§ Required work
Scan the listing below and copy every line holding "icon".

○ ○ ○

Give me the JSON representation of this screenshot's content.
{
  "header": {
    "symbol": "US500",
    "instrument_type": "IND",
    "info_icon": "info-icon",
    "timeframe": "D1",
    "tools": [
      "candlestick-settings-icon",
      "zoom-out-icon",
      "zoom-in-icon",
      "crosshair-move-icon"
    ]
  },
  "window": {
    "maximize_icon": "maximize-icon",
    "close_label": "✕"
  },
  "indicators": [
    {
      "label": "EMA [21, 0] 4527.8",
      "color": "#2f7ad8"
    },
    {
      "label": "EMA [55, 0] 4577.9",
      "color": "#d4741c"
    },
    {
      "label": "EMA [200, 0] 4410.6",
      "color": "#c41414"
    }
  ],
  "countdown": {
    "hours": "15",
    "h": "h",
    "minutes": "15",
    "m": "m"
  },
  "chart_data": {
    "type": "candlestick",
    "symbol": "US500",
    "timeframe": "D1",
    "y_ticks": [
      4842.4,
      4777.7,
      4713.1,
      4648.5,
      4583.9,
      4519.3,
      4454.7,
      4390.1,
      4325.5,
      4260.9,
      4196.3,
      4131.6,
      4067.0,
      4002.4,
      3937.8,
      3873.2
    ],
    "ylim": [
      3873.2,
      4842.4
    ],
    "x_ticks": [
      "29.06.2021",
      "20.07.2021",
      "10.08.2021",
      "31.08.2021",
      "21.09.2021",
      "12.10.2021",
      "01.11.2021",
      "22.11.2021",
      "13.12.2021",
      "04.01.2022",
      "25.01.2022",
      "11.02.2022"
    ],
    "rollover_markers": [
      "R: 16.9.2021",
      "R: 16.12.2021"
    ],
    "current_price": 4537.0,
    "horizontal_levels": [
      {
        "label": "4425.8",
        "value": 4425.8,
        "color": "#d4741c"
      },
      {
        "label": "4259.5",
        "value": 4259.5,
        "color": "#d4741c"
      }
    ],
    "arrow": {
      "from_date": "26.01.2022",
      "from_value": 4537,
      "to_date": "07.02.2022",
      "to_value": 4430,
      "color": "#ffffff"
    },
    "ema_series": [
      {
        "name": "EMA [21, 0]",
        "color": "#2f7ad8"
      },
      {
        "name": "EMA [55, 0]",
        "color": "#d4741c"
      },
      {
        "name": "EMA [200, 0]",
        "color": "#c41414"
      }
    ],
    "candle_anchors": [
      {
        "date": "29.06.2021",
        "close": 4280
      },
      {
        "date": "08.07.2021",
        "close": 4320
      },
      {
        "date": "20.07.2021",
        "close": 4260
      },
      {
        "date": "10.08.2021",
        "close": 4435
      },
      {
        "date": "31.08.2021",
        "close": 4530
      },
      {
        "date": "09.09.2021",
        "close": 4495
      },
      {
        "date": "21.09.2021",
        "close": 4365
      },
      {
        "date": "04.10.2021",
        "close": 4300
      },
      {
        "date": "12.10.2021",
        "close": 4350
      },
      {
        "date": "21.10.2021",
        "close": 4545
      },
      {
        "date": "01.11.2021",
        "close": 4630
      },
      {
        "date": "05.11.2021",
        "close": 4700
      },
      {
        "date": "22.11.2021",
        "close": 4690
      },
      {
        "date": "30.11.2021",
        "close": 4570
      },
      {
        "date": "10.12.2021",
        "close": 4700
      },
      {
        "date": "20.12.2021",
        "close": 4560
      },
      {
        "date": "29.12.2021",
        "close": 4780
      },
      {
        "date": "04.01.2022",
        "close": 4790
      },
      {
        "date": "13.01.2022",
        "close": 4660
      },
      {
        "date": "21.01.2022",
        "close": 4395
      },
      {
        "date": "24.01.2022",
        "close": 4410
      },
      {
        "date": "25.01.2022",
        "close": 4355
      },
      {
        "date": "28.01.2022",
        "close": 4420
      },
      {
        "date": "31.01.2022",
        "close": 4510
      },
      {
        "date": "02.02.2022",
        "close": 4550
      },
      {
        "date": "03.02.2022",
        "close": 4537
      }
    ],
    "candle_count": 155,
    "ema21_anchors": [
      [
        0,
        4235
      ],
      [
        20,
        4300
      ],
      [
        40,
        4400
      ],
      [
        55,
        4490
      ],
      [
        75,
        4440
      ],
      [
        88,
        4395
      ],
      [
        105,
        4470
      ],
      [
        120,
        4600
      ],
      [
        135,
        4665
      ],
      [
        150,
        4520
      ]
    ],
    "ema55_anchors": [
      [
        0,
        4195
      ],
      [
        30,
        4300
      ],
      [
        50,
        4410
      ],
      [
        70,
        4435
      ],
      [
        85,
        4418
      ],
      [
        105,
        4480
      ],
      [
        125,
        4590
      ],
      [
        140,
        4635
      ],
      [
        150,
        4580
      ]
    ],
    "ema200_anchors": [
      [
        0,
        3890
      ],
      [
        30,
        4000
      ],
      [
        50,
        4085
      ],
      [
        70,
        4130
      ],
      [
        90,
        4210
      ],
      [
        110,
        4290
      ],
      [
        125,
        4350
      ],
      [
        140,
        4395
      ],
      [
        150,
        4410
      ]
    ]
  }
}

○ ○ ○

§ Output for this exercise
    "info_icon": "info-icon",
      "candlestick-settings-icon",
      "zoom-out-icon",
      "zoom-in-icon",
      "crosshair-move-icon"
    "maximize_icon": "maximize-icon",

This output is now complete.